Task material —

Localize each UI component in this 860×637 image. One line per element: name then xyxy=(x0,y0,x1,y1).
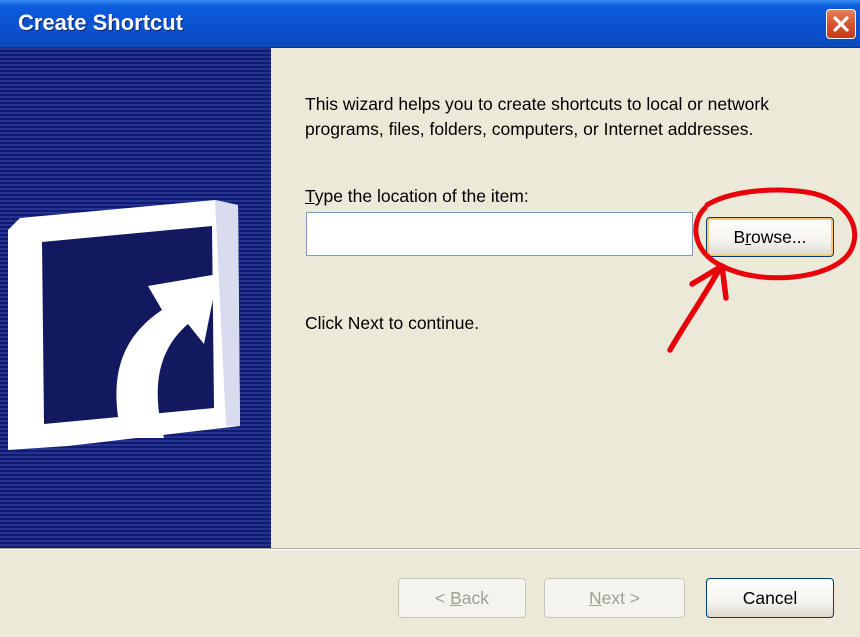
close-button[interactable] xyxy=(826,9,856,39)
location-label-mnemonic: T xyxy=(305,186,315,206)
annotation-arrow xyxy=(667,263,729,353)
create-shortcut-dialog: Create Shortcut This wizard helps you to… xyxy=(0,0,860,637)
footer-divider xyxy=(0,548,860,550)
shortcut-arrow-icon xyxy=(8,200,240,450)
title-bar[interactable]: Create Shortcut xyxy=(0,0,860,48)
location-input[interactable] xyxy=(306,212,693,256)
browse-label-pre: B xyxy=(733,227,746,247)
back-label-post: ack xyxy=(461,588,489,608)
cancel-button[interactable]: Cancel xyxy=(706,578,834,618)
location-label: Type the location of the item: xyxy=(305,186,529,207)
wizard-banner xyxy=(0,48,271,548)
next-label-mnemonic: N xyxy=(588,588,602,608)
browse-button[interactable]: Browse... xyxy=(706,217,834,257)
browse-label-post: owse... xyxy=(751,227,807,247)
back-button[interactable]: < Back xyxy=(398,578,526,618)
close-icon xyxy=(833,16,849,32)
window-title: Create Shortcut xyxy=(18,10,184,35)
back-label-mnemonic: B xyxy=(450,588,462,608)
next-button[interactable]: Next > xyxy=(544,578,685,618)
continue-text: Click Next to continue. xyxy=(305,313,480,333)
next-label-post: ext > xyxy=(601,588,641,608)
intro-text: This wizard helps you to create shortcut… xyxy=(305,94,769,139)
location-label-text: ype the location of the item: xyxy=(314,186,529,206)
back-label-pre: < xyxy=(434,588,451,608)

---

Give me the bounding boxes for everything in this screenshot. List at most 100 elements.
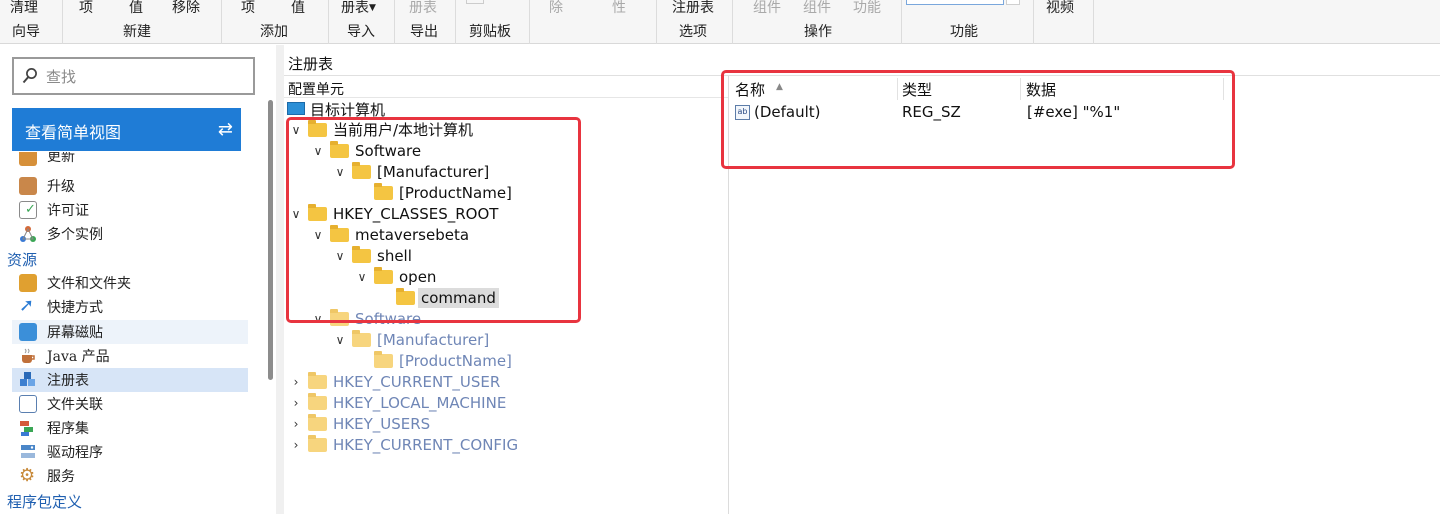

...

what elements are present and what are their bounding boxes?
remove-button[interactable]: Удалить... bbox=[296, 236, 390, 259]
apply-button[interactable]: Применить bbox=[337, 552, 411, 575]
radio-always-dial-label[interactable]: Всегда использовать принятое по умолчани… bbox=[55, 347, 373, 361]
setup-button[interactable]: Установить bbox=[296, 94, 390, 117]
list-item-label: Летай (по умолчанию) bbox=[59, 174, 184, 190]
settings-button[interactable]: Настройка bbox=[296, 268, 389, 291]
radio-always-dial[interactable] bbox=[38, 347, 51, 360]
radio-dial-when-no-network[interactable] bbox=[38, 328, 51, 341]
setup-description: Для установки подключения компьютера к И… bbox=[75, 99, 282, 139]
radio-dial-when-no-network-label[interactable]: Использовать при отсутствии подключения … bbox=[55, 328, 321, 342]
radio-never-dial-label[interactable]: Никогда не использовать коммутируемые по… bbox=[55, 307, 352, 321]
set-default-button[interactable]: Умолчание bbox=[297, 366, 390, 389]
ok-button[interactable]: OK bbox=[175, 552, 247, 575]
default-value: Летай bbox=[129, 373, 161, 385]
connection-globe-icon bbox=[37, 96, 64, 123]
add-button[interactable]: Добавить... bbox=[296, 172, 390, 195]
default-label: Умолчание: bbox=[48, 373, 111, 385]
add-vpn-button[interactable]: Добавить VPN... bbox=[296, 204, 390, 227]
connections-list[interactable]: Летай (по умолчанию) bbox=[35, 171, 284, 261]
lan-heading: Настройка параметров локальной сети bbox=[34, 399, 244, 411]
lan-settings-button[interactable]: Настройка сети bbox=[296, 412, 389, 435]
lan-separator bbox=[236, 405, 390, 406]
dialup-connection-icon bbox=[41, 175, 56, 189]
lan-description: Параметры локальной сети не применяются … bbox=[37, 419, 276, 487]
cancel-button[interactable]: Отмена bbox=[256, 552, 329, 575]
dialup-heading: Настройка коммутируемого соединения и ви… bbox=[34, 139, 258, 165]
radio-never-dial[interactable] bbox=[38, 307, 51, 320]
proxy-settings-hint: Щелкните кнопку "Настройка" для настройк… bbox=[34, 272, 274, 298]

Directive —
Reproduce word for word the lines of the data starting with the line that contains "Localize each UI" and going on through the line that contains "annotation-arrow xyxy=(667,263,729,353)", including both of those lines. Leave the picture out of your copy.

Exercise result —
Localize each UI component in this 860×637 image. One line per element: name then xyxy=(x0,y0,x1,y1).
close-button[interactable] xyxy=(826,9,856,39)
location-label-mnemonic: T xyxy=(305,186,315,206)
annotation-arrow xyxy=(667,263,729,353)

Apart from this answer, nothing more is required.